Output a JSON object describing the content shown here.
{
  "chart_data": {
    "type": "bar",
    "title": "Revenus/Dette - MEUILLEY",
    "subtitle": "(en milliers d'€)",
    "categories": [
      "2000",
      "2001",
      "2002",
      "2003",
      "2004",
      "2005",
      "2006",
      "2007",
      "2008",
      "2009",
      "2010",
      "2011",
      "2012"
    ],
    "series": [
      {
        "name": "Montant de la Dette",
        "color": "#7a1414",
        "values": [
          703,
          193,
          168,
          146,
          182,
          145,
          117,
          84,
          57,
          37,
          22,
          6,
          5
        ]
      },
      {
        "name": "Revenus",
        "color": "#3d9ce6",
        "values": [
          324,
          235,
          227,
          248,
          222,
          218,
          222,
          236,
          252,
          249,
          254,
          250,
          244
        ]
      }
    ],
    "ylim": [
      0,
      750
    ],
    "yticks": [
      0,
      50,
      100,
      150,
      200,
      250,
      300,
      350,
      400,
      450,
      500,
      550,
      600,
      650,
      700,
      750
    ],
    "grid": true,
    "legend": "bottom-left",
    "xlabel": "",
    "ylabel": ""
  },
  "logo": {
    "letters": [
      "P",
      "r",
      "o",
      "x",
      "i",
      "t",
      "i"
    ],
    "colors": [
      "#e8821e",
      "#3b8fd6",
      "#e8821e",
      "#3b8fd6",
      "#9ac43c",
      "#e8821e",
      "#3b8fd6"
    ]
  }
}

**What the exercise asks**
Using the material above, state how many lines include the string "Dette". Answer with a single number.

**Finished task**
2